== Objective ==
All the entries need to be quoted exactly, apart from the pictures, which you should drop.

-----

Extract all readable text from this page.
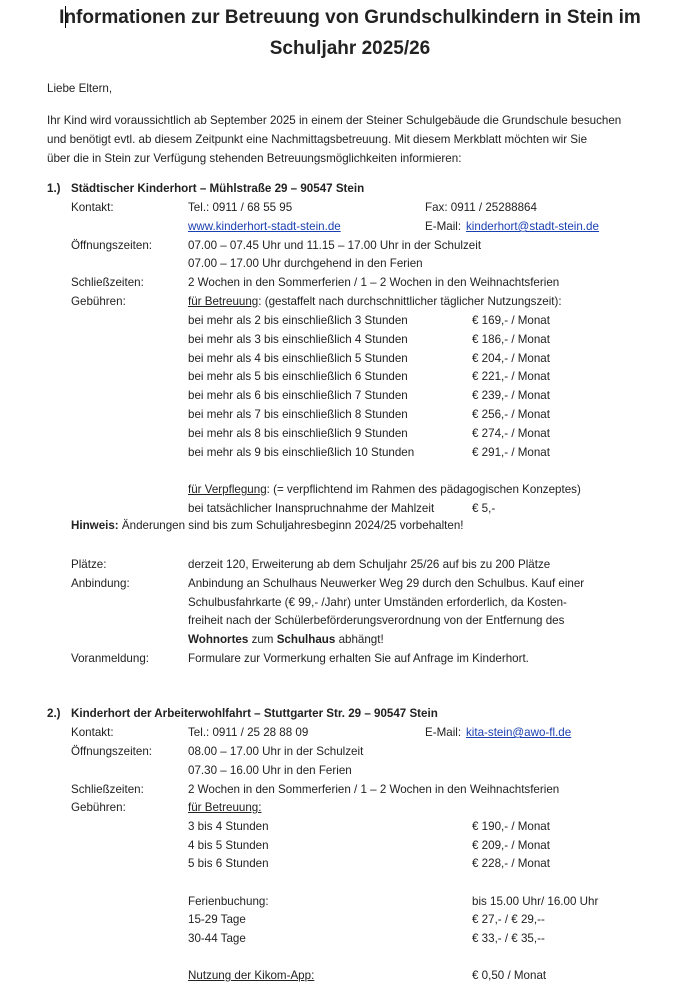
Informationen zur Betreuung von Grundschulkindern in Stein im
Schuljahr 2025/26
Liebe Eltern,
Ihr Kind wird voraussichtlich ab September 2025 in einem der Steiner Schulgebäude die Grundschule besuchen
und benötigt evtl. ab diesem Zeitpunkt eine Nachmittagsbetreuung. Mit diesem Merkblatt möchten wir Sie
über die in Stein zur Verfügung stehenden Betreuungsmöglichkeiten informieren:
1.) Städtischer Kinderhort – Mühlstraße 29 – 90547 Stein
Kontakt:	Tel.: 0911 / 68 55 95	Fax: 0911 / 25288864
www.kinderhort-stadt-stein.de	E-Mail: kinderhort@stadt-stein.de
Öffnungszeiten:	07.00 – 07.45 Uhr und 11.15 – 17.00 Uhr in der Schulzeit
07.00 – 17.00 Uhr durchgehend in den Ferien
Schließzeiten:	2 Wochen in den Sommerferien / 1 – 2 Wochen in den Weihnachtsferien
Gebühren:	für Betreuung: (gestaffelt nach durchschnittlicher täglicher Nutzungszeit):
bei mehr als 2 bis einschließlich 3 Stunden	€ 169,- / Monat
bei mehr als 3 bis einschließlich 4 Stunden	€ 186,- / Monat
bei mehr als 4 bis einschließlich 5 Stunden	€ 204,- / Monat
bei mehr als 5 bis einschließlich 6 Stunden	€ 221,- / Monat
bei mehr als 6 bis einschließlich 7 Stunden	€ 239,- / Monat
bei mehr als 7 bis einschließlich 8 Stunden	€ 256,- / Monat
bei mehr als 8 bis einschließlich 9 Stunden	€ 274,- / Monat
bei mehr als 9 bis einschließlich 10 Stunden	€ 291,- / Monat
für Verpflegung: (= verpflichtend im Rahmen des pädagogischen Konzeptes)
bei tatsächlicher Inanspruchnahme der Mahlzeit	€ 5,-
Hinweis: Änderungen sind bis zum Schuljahresbeginn 2024/25 vorbehalten!
Plätze:	derzeit 120, Erweiterung ab dem Schuljahr 25/26 auf bis zu 200 Plätze
Anbindung:	Anbindung an Schulhaus Neuwerker Weg 29 durch den Schulbus. Kauf einer
Schulbusfahrkarte (€ 99,- /Jahr) unter Umständen erforderlich, da Kosten-
freiheit nach der Schülerbeförderungsverordnung von der Entfernung des
Wohnortes zum Schulhaus abhängt!
Voranmeldung:	Formulare zur Vormerkung erhalten Sie auf Anfrage im Kinderhort.
2.) Kinderhort der Arbeiterwohlfahrt – Stuttgarter Str. 29 – 90547 Stein
Kontakt:	Tel.: 0911 / 25 28 88 09	E-Mail: kita-stein@awo-fl.de
Öffnungszeiten:	08.00 – 17.00 Uhr in der Schulzeit
07.30 – 16.00 Uhr in den Ferien
Schließzeiten:	2 Wochen in den Sommerferien / 1 – 2 Wochen in den Weihnachtsferien
Gebühren:	für Betreuung:
3 bis 4 Stunden	€ 190,- / Monat
4 bis 5 Stunden	€ 209,- / Monat
5 bis 6 Stunden	€ 228,- / Monat
Ferienbuchung:	bis 15.00 Uhr/ 16.00 Uhr
15-29 Tage	€ 27,- / € 29,--
30-44 Tage	€ 33,- / € 35,--
Nutzung der Kikom-App:	€ 0,50 / Monat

-----

== Response to this exercise ==
Extract all readable text from this page.
Informationen zur Betreuung von Grundschulkindern in Stein im
Schuljahr 2025/26
Liebe Eltern,
Ihr Kind wird voraussichtlich ab September 2025 in einem der Steiner Schulgebäude die Grundschule besuchen
und benötigt evtl. ab diesem Zeitpunkt eine Nachmittagsbetreuung. Mit diesem Merkblatt möchten wir Sie
über die in Stein zur Verfügung stehenden Betreuungsmöglichkeiten informieren:
1.) Städtischer Kinderhort – Mühlstraße 29 – 90547 Stein
Kontakt:	Tel.: 0911 / 68 55 95	Fax: 0911 / 25288864
www.kinderhort-stadt-stein.de	E-Mail: kinderhort@stadt-stein.de
Öffnungszeiten:	07.00 – 07.45 Uhr und 11.15 – 17.00 Uhr in der Schulzeit
07.00 – 17.00 Uhr durchgehend in den Ferien
Schließzeiten:	2 Wochen in den Sommerferien / 1 – 2 Wochen in den Weihnachtsferien
Gebühren:	für Betreuung: (gestaffelt nach durchschnittlicher täglicher Nutzungszeit):
bei mehr als 2 bis einschließlich 3 Stunden	€ 169,- / Monat
bei mehr als 3 bis einschließlich 4 Stunden	€ 186,- / Monat
bei mehr als 4 bis einschließlich 5 Stunden	€ 204,- / Monat
bei mehr als 5 bis einschließlich 6 Stunden	€ 221,- / Monat
bei mehr als 6 bis einschließlich 7 Stunden	€ 239,- / Monat
bei mehr als 7 bis einschließlich 8 Stunden	€ 256,- / Monat
bei mehr als 8 bis einschließlich 9 Stunden	€ 274,- / Monat
bei mehr als 9 bis einschließlich 10 Stunden	€ 291,- / Monat
für Verpflegung: (= verpflichtend im Rahmen des pädagogischen Konzeptes)
bei tatsächlicher Inanspruchnahme der Mahlzeit	€ 5,-
Hinweis: Änderungen sind bis zum Schuljahresbeginn 2024/25 vorbehalten!
Plätze:	derzeit 120, Erweiterung ab dem Schuljahr 25/26 auf bis zu 200 Plätze
Anbindung:	Anbindung an Schulhaus Neuwerker Weg 29 durch den Schulbus. Kauf einer
Schulbusfahrkarte (€ 99,- /Jahr) unter Umständen erforderlich, da Kosten-
freiheit nach der Schülerbeförderungsverordnung von der Entfernung des
Wohnortes zum Schulhaus abhängt!
Voranmeldung:	Formulare zur Vormerkung erhalten Sie auf Anfrage im Kinderhort.
2.) Kinderhort der Arbeiterwohlfahrt – Stuttgarter Str. 29 – 90547 Stein
Kontakt:	Tel.: 0911 / 25 28 88 09	E-Mail: kita-stein@awo-fl.de
Öffnungszeiten:	08.00 – 17.00 Uhr in der Schulzeit
07.30 – 16.00 Uhr in den Ferien
Schließzeiten:	2 Wochen in den Sommerferien / 1 – 2 Wochen in den Weihnachtsferien
Gebühren:	für Betreuung:
3 bis 4 Stunden	€ 190,- / Monat
4 bis 5 Stunden	€ 209,- / Monat
5 bis 6 Stunden	€ 228,- / Monat
Ferienbuchung:	bis 15.00 Uhr/ 16.00 Uhr
15-29 Tage	€ 27,- / € 29,--
30-44 Tage	€ 33,- / € 35,--
Nutzung der Kikom-App:	€ 0,50 / Monat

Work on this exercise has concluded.